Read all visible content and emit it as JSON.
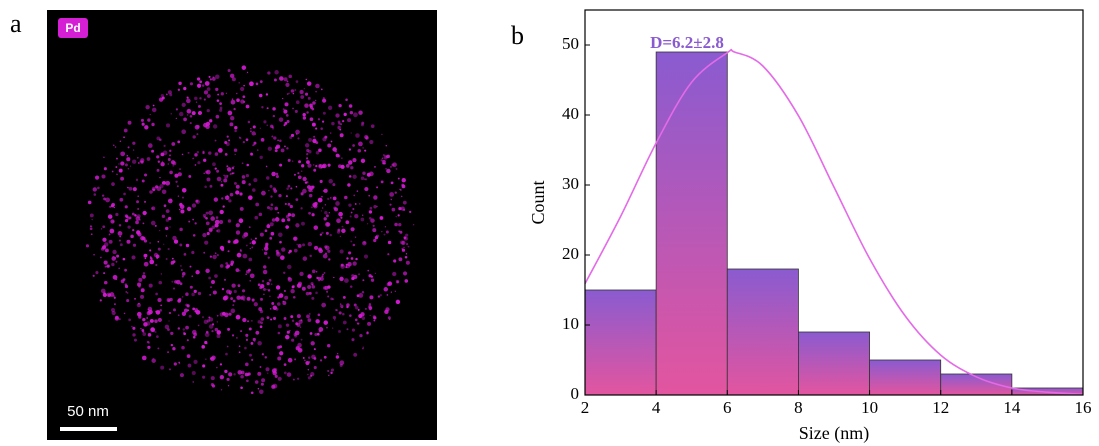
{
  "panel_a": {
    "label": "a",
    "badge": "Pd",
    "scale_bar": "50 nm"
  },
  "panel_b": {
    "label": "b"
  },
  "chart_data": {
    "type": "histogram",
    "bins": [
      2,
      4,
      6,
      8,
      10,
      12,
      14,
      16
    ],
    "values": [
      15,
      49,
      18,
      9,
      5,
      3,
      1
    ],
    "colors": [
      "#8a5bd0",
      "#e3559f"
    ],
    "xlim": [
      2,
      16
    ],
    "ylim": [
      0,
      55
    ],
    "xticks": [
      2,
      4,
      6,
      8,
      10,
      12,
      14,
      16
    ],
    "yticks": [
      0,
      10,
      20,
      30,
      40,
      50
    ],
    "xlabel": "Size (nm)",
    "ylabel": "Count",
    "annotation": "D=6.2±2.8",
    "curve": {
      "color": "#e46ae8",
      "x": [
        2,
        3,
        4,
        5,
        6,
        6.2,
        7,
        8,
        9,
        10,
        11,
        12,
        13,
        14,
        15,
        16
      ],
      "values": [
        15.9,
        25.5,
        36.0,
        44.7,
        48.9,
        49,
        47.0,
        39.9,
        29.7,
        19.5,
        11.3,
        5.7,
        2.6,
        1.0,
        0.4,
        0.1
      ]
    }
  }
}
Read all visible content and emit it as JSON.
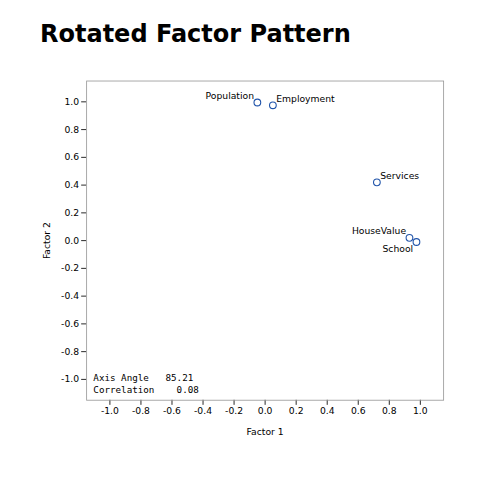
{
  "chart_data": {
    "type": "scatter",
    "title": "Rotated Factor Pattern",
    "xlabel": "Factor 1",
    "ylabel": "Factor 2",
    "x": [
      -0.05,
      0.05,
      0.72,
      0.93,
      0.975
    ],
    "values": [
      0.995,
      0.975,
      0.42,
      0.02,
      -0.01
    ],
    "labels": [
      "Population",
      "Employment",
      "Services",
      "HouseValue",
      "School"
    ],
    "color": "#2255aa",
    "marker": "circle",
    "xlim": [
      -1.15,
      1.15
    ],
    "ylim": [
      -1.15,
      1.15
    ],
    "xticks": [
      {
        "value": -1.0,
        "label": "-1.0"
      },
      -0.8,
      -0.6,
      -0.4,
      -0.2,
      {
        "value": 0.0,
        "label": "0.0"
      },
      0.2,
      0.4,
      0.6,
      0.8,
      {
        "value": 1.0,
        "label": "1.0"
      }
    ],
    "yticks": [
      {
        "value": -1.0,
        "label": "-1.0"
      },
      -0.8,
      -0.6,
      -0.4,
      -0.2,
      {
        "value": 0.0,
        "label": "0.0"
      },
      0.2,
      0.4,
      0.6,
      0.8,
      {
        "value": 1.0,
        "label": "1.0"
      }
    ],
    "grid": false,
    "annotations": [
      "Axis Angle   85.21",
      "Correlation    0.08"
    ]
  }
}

**What is asked:** Restate the records above in full, word for word. Keep pictures out.

**Completed task:**
Read all visible content and emit it as JSON.
{
  "panel_a": {
    "label": "a",
    "badge": "Pd",
    "scale_bar": "50 nm"
  },
  "panel_b": {
    "label": "b"
  },
  "chart_data": {
    "type": "histogram",
    "bins": [
      2,
      4,
      6,
      8,
      10,
      12,
      14,
      16
    ],
    "values": [
      15,
      49,
      18,
      9,
      5,
      3,
      1
    ],
    "colors": [
      "#8a5bd0",
      "#e3559f"
    ],
    "xlim": [
      2,
      16
    ],
    "ylim": [
      0,
      55
    ],
    "xticks": [
      2,
      4,
      6,
      8,
      10,
      12,
      14,
      16
    ],
    "yticks": [
      0,
      10,
      20,
      30,
      40,
      50
    ],
    "xlabel": "Size (nm)",
    "ylabel": "Count",
    "annotation": "D=6.2±2.8",
    "curve": {
      "color": "#e46ae8",
      "x": [
        2,
        3,
        4,
        5,
        6,
        6.2,
        7,
        8,
        9,
        10,
        11,
        12,
        13,
        14,
        15,
        16
      ],
      "values": [
        15.9,
        25.5,
        36.0,
        44.7,
        48.9,
        49,
        47.0,
        39.9,
        29.7,
        19.5,
        11.3,
        5.7,
        2.6,
        1.0,
        0.4,
        0.1
      ]
    }
  }
}
Read all visible content and emit it as JSON.
{
  "chart_data": {
    "type": "scatter",
    "title": "Rotated Factor Pattern",
    "xlabel": "Factor 1",
    "ylabel": "Factor 2",
    "x": [
      -0.05,
      0.05,
      0.72,
      0.93,
      0.975
    ],
    "values": [
      0.995,
      0.975,
      0.42,
      0.02,
      -0.01
    ],
    "labels": [
      "Population",
      "Employment",
      "Services",
      "HouseValue",
      "School"
    ],
    "color": "#2255aa",
    "marker": "circle",
    "xlim": [
      -1.15,
      1.15
    ],
    "ylim": [
      -1.15,
      1.15
    ],
    "xticks": [
      {
        "value": -1.0,
        "label": "-1.0"
      },
      -0.8,
      -0.6,
      -0.4,
      -0.2,
      {
        "value": 0.0,
        "label": "0.0"
      },
      0.2,
      0.4,
      0.6,
      0.8,
      {
        "value": 1.0,
        "label": "1.0"
      }
    ],
    "yticks": [
      {
        "value": -1.0,
        "label": "-1.0"
      },
      -0.8,
      -0.6,
      -0.4,
      -0.2,
      {
        "value": 0.0,
        "label": "0.0"
      },
      0.2,
      0.4,
      0.6,
      0.8,
      {
        "value": 1.0,
        "label": "1.0"
      }
    ],
    "grid": false,
    "annotations": [
      "Axis Angle   85.21",
      "Correlation    0.08"
    ]
  }
}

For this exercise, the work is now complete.